DO THIS -> Can you retype every record below exactly as written?

======== DATA FOR THIS TASK

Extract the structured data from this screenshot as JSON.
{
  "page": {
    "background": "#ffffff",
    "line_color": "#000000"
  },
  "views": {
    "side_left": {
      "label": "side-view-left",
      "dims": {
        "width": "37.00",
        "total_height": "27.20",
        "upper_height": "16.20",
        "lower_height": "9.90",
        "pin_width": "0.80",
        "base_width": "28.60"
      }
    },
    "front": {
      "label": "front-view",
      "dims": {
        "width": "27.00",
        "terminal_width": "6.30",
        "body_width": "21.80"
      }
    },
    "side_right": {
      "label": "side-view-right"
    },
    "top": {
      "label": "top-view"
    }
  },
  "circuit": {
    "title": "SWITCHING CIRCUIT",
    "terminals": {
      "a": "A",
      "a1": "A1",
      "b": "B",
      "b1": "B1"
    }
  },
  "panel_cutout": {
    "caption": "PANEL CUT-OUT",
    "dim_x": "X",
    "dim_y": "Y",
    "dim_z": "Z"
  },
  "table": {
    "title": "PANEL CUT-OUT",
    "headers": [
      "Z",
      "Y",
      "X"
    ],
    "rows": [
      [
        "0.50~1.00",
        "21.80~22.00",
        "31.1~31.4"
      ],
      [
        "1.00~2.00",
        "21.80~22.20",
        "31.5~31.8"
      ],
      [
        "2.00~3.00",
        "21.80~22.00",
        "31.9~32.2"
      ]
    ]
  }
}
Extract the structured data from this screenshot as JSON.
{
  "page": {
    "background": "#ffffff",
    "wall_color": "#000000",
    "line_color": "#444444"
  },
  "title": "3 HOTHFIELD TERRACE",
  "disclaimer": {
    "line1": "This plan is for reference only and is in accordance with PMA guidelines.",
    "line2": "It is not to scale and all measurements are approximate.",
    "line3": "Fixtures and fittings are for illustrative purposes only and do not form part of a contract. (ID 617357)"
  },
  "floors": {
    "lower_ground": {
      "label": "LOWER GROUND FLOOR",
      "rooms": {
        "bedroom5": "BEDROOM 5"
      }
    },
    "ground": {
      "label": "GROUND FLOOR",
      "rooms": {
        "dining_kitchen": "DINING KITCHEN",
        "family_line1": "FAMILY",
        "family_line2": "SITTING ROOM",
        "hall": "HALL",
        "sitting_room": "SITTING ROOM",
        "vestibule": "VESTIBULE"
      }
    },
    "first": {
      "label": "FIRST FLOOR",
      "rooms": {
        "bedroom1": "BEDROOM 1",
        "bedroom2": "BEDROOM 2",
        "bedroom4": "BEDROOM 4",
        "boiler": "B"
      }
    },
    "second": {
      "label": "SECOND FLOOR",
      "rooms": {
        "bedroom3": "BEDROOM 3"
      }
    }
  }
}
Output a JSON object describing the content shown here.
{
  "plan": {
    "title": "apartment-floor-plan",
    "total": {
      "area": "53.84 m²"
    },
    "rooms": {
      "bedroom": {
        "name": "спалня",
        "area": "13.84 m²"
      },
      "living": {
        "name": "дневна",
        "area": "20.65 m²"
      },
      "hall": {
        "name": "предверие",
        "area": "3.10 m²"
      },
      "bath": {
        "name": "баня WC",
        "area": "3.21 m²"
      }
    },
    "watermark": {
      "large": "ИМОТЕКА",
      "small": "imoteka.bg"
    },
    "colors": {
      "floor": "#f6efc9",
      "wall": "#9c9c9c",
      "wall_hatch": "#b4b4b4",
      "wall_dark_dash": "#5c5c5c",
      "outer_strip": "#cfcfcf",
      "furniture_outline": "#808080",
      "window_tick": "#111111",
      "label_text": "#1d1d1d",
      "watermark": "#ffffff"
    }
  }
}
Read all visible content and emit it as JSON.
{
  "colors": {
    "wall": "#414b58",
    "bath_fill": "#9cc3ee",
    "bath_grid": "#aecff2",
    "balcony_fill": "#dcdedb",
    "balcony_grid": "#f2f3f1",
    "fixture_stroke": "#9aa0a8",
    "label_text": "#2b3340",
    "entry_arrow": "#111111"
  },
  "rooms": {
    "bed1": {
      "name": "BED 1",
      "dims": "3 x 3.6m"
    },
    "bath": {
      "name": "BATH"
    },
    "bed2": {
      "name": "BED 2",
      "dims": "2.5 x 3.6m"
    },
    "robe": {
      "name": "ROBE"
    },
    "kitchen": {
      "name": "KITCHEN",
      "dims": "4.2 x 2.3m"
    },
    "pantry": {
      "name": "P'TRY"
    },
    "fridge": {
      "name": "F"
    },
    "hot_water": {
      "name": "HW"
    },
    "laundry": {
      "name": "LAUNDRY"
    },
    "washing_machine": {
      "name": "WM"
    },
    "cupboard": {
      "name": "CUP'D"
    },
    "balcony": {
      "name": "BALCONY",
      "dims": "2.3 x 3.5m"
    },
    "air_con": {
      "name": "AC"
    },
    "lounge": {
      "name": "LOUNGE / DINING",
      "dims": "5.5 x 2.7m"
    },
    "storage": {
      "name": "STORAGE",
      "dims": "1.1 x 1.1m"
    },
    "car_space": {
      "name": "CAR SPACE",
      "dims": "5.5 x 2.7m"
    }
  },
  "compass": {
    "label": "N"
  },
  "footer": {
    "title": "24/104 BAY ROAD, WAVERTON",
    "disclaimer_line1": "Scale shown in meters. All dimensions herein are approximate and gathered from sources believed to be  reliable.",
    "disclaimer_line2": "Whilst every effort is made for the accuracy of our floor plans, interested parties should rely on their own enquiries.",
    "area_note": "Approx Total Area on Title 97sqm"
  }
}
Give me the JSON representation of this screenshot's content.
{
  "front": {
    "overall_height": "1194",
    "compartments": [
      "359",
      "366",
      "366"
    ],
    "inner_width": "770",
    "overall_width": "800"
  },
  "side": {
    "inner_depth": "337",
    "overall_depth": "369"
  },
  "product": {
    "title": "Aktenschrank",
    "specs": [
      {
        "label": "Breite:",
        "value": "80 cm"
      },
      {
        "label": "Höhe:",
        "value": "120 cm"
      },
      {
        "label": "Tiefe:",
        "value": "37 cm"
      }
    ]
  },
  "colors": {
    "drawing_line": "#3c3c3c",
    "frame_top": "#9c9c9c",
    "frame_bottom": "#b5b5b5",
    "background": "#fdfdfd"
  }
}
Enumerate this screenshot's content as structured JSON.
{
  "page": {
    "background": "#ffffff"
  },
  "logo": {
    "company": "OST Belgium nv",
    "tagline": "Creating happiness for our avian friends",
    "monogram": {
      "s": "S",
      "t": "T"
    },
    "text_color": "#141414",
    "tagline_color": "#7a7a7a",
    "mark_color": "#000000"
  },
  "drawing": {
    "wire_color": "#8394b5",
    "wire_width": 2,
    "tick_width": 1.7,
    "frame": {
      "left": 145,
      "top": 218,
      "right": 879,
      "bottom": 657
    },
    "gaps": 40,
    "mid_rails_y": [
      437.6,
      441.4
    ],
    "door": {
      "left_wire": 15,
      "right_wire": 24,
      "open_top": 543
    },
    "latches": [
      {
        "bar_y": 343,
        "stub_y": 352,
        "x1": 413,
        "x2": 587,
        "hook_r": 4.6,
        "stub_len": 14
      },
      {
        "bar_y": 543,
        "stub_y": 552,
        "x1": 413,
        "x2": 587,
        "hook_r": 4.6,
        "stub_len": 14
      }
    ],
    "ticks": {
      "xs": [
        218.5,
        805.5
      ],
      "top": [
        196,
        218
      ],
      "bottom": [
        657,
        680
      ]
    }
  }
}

================

OUTPUT OF THE EXERCISE ->
Extract the structured data from this screenshot as JSON.
{
  "page": {
    "background": "#ffffff",
    "line_color": "#000000"
  },
  "views": {
    "side_left": {
      "label": "side-view-left",
      "dims": {
        "width": "37.00",
        "total_height": "27.20",
        "upper_height": "16.20",
        "lower_height": "9.90",
        "pin_width": "0.80",
        "base_width": "28.60"
      }
    },
    "front": {
      "label": "front-view",
      "dims": {
        "width": "27.00",
        "terminal_width": "6.30",
        "body_width": "21.80"
      }
    },
    "side_right": {
      "label": "side-view-right"
    },
    "top": {
      "label": "top-view"
    }
  },
  "circuit": {
    "title": "SWITCHING CIRCUIT",
    "terminals": {
      "a": "A",
      "a1": "A1",
      "b": "B",
      "b1": "B1"
    }
  },
  "panel_cutout": {
    "caption": "PANEL CUT-OUT",
    "dim_x": "X",
    "dim_y": "Y",
    "dim_z": "Z"
  },
  "table": {
    "title": "PANEL CUT-OUT",
    "headers": [
      "Z",
      "Y",
      "X"
    ],
    "rows": [
      [
        "0.50~1.00",
        "21.80~22.00",
        "31.1~31.4"
      ],
      [
        "1.00~2.00",
        "21.80~22.20",
        "31.5~31.8"
      ],
      [
        "2.00~3.00",
        "21.80~22.00",
        "31.9~32.2"
      ]
    ]
  }
}
Extract the structured data from this screenshot as JSON.
{
  "page": {
    "background": "#ffffff",
    "wall_color": "#000000",
    "line_color": "#444444"
  },
  "title": "3 HOTHFIELD TERRACE",
  "disclaimer": {
    "line1": "This plan is for reference only and is in accordance with PMA guidelines.",
    "line2": "It is not to scale and all measurements are approximate.",
    "line3": "Fixtures and fittings are for illustrative purposes only and do not form part of a contract. (ID 617357)"
  },
  "floors": {
    "lower_ground": {
      "label": "LOWER GROUND FLOOR",
      "rooms": {
        "bedroom5": "BEDROOM 5"
      }
    },
    "ground": {
      "label": "GROUND FLOOR",
      "rooms": {
        "dining_kitchen": "DINING KITCHEN",
        "family_line1": "FAMILY",
        "family_line2": "SITTING ROOM",
        "hall": "HALL",
        "sitting_room": "SITTING ROOM",
        "vestibule": "VESTIBULE"
      }
    },
    "first": {
      "label": "FIRST FLOOR",
      "rooms": {
        "bedroom1": "BEDROOM 1",
        "bedroom2": "BEDROOM 2",
        "bedroom4": "BEDROOM 4",
        "boiler": "B"
      }
    },
    "second": {
      "label": "SECOND FLOOR",
      "rooms": {
        "bedroom3": "BEDROOM 3"
      }
    }
  }
}
Output a JSON object describing the content shown here.
{
  "plan": {
    "title": "apartment-floor-plan",
    "total": {
      "area": "53.84 m²"
    },
    "rooms": {
      "bedroom": {
        "name": "спалня",
        "area": "13.84 m²"
      },
      "living": {
        "name": "дневна",
        "area": "20.65 m²"
      },
      "hall": {
        "name": "предверие",
        "area": "3.10 m²"
      },
      "bath": {
        "name": "баня WC",
        "area": "3.21 m²"
      }
    },
    "watermark": {
      "large": "ИМОТЕКА",
      "small": "imoteka.bg"
    },
    "colors": {
      "floor": "#f6efc9",
      "wall": "#9c9c9c",
      "wall_hatch": "#b4b4b4",
      "wall_dark_dash": "#5c5c5c",
      "outer_strip": "#cfcfcf",
      "furniture_outline": "#808080",
      "window_tick": "#111111",
      "label_text": "#1d1d1d",
      "watermark": "#ffffff"
    }
  }
}
Read all visible content and emit it as JSON.
{
  "colors": {
    "wall": "#414b58",
    "bath_fill": "#9cc3ee",
    "bath_grid": "#aecff2",
    "balcony_fill": "#dcdedb",
    "balcony_grid": "#f2f3f1",
    "fixture_stroke": "#9aa0a8",
    "label_text": "#2b3340",
    "entry_arrow": "#111111"
  },
  "rooms": {
    "bed1": {
      "name": "BED 1",
      "dims": "3 x 3.6m"
    },
    "bath": {
      "name": "BATH"
    },
    "bed2": {
      "name": "BED 2",
      "dims": "2.5 x 3.6m"
    },
    "robe": {
      "name": "ROBE"
    },
    "kitchen": {
      "name": "KITCHEN",
      "dims": "4.2 x 2.3m"
    },
    "pantry": {
      "name": "P'TRY"
    },
    "fridge": {
      "name": "F"
    },
    "hot_water": {
      "name": "HW"
    },
    "laundry": {
      "name": "LAUNDRY"
    },
    "washing_machine": {
      "name": "WM"
    },
    "cupboard": {
      "name": "CUP'D"
    },
    "balcony": {
      "name": "BALCONY",
      "dims": "2.3 x 3.5m"
    },
    "air_con": {
      "name": "AC"
    },
    "lounge": {
      "name": "LOUNGE / DINING",
      "dims": "5.5 x 2.7m"
    },
    "storage": {
      "name": "STORAGE",
      "dims": "1.1 x 1.1m"
    },
    "car_space": {
      "name": "CAR SPACE",
      "dims": "5.5 x 2.7m"
    }
  },
  "compass": {
    "label": "N"
  },
  "footer": {
    "title": "24/104 BAY ROAD, WAVERTON",
    "disclaimer_line1": "Scale shown in meters. All dimensions herein are approximate and gathered from sources believed to be  reliable.",
    "disclaimer_line2": "Whilst every effort is made for the accuracy of our floor plans, interested parties should rely on their own enquiries.",
    "area_note": "Approx Total Area on Title 97sqm"
  }
}
Give me the JSON representation of this screenshot's content.
{
  "front": {
    "overall_height": "1194",
    "compartments": [
      "359",
      "366",
      "366"
    ],
    "inner_width": "770",
    "overall_width": "800"
  },
  "side": {
    "inner_depth": "337",
    "overall_depth": "369"
  },
  "product": {
    "title": "Aktenschrank",
    "specs": [
      {
        "label": "Breite:",
        "value": "80 cm"
      },
      {
        "label": "Höhe:",
        "value": "120 cm"
      },
      {
        "label": "Tiefe:",
        "value": "37 cm"
      }
    ]
  },
  "colors": {
    "drawing_line": "#3c3c3c",
    "frame_top": "#9c9c9c",
    "frame_bottom": "#b5b5b5",
    "background": "#fdfdfd"
  }
}
Enumerate this screenshot's content as structured JSON.
{
  "page": {
    "background": "#ffffff"
  },
  "logo": {
    "company": "OST Belgium nv",
    "tagline": "Creating happiness for our avian friends",
    "monogram": {
      "s": "S",
      "t": "T"
    },
    "text_color": "#141414",
    "tagline_color": "#7a7a7a",
    "mark_color": "#000000"
  },
  "drawing": {
    "wire_color": "#8394b5",
    "wire_width": 2,
    "tick_width": 1.7,
    "frame": {
      "left": 145,
      "top": 218,
      "right": 879,
      "bottom": 657
    },
    "gaps": 40,
    "mid_rails_y": [
      437.6,
      441.4
    ],
    "door": {
      "left_wire": 15,
      "right_wire": 24,
      "open_top": 543
    },
    "latches": [
      {
        "bar_y": 343,
        "stub_y": 352,
        "x1": 413,
        "x2": 587,
        "hook_r": 4.6,
        "stub_len": 14
      },
      {
        "bar_y": 543,
        "stub_y": 552,
        "x1": 413,
        "x2": 587,
        "hook_r": 4.6,
        "stub_len": 14
      }
    ],
    "ticks": {
      "xs": [
        218.5,
        805.5
      ],
      "top": [
        196,
        218
      ],
      "bottom": [
        657,
        680
      ]
    }
  }
}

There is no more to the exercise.